**The problem**
Return the records word for word. Any pictures in them are not part of the copy.

━━━

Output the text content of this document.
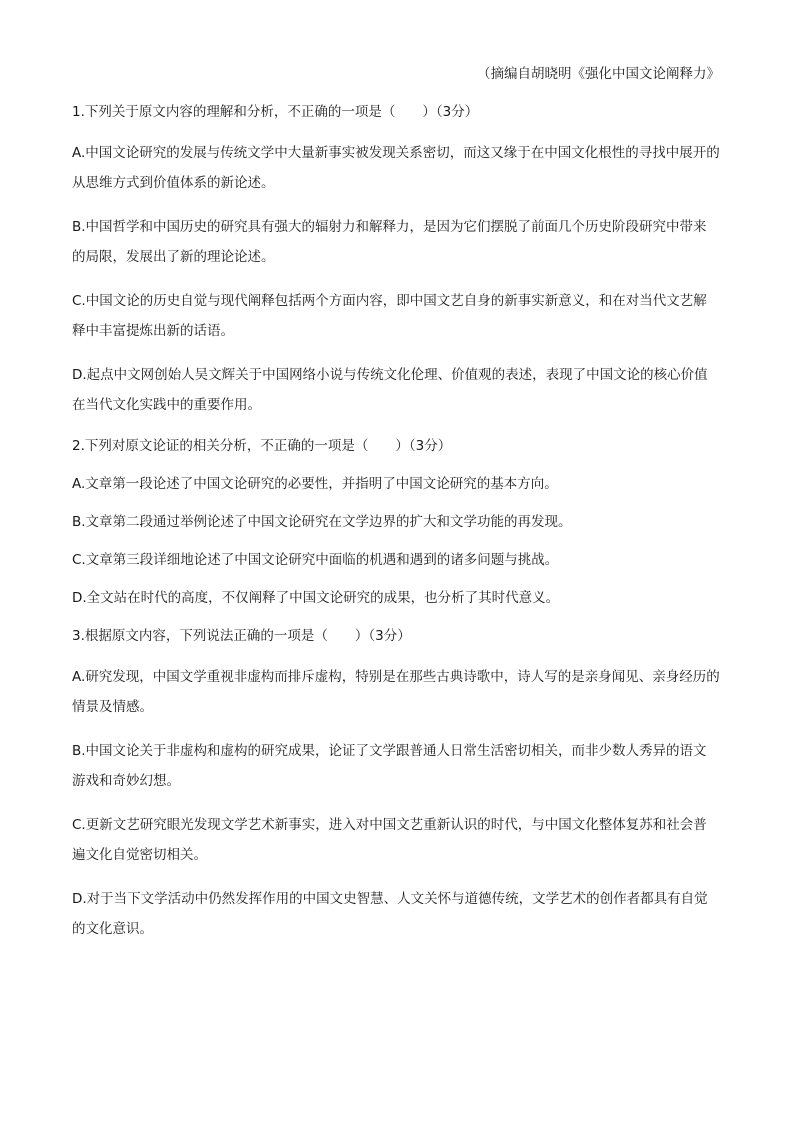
（摘编自胡晓明《强化中国文论阐释力》

1.下列关于原文内容的理解和分析，不正确的一项是（　　）（3分）

A.中国文论研究的发展与传统文学中大量新事实被发现关系密切，而这又缘于在中国文化根性的寻找中展开的从思维方式到价值体系的新论述。

B.中国哲学和中国历史的研究具有强大的辐射力和解释力，是因为它们摆脱了前面几个历史阶段研究中带来的局限，发展出了新的理论论述。

C.中国文论的历史自觉与现代阐释包括两个方面内容，即中国文艺自身的新事实新意义，和在对当代文艺解释中丰富提炼出新的话语。

D.起点中文网创始人吴文辉关于中国网络小说与传统文化伦理、价值观的表述，表现了中国文论的核心价值在当代文化实践中的重要作用。

2.下列对原文论证的相关分析，不正确的一项是（　　）（3分）

A.文章第一段论述了中国文论研究的必要性，并指明了中国文论研究的基本方向。

B.文章第二段通过举例论述了中国文论研究在文学边界的扩大和文学功能的再发现。

C.文章第三段详细地论述了中国文论研究中面临的机遇和遇到的诸多问题与挑战。

D.全文站在时代的高度，不仅阐释了中国文论研究的成果，也分析了其时代意义。

3.根据原文内容，下列说法正确的一项是（　　）（3分）

A.研究发现，中国文学重视非虚构而排斥虚构，特别是在那些古典诗歌中，诗人写的是亲身闻见、亲身经历的情景及情感。

B.中国文论关于非虚构和虚构的研究成果，论证了文学跟普通人日常生活密切相关，而非少数人秀异的语文游戏和奇妙幻想。

C.更新文艺研究眼光发现文学艺术新事实，进入对中国文艺重新认识的时代，与中国文化整体复苏和社会普遍文化自觉密切相关。

D.对于当下文学活动中仍然发挥作用的中国文史智慧、人文关怀与道德传统，文学艺术的创作者都具有自觉的文化意识。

━━━

**Reply**
Output the text content of this document.
（摘编自胡晓明《强化中国文论阐释力》

1.下列关于原文内容的理解和分析，不正确的一项是（　　）（3分）

A.中国文论研究的发展与传统文学中大量新事实被发现关系密切，而这又缘于在中国文化根性的寻找中展开的从思维方式到价值体系的新论述。

B.中国哲学和中国历史的研究具有强大的辐射力和解释力，是因为它们摆脱了前面几个历史阶段研究中带来的局限，发展出了新的理论论述。

C.中国文论的历史自觉与现代阐释包括两个方面内容，即中国文艺自身的新事实新意义，和在对当代文艺解释中丰富提炼出新的话语。

D.起点中文网创始人吴文辉关于中国网络小说与传统文化伦理、价值观的表述，表现了中国文论的核心价值在当代文化实践中的重要作用。

2.下列对原文论证的相关分析，不正确的一项是（　　）（3分）

A.文章第一段论述了中国文论研究的必要性，并指明了中国文论研究的基本方向。

B.文章第二段通过举例论述了中国文论研究在文学边界的扩大和文学功能的再发现。

C.文章第三段详细地论述了中国文论研究中面临的机遇和遇到的诸多问题与挑战。

D.全文站在时代的高度，不仅阐释了中国文论研究的成果，也分析了其时代意义。

3.根据原文内容，下列说法正确的一项是（　　）（3分）

A.研究发现，中国文学重视非虚构而排斥虚构，特别是在那些古典诗歌中，诗人写的是亲身闻见、亲身经历的情景及情感。

B.中国文论关于非虚构和虚构的研究成果，论证了文学跟普通人日常生活密切相关，而非少数人秀异的语文游戏和奇妙幻想。

C.更新文艺研究眼光发现文学艺术新事实，进入对中国文艺重新认识的时代，与中国文化整体复苏和社会普遍文化自觉密切相关。

D.对于当下文学活动中仍然发挥作用的中国文史智慧、人文关怀与道德传统，文学艺术的创作者都具有自觉的文化意识。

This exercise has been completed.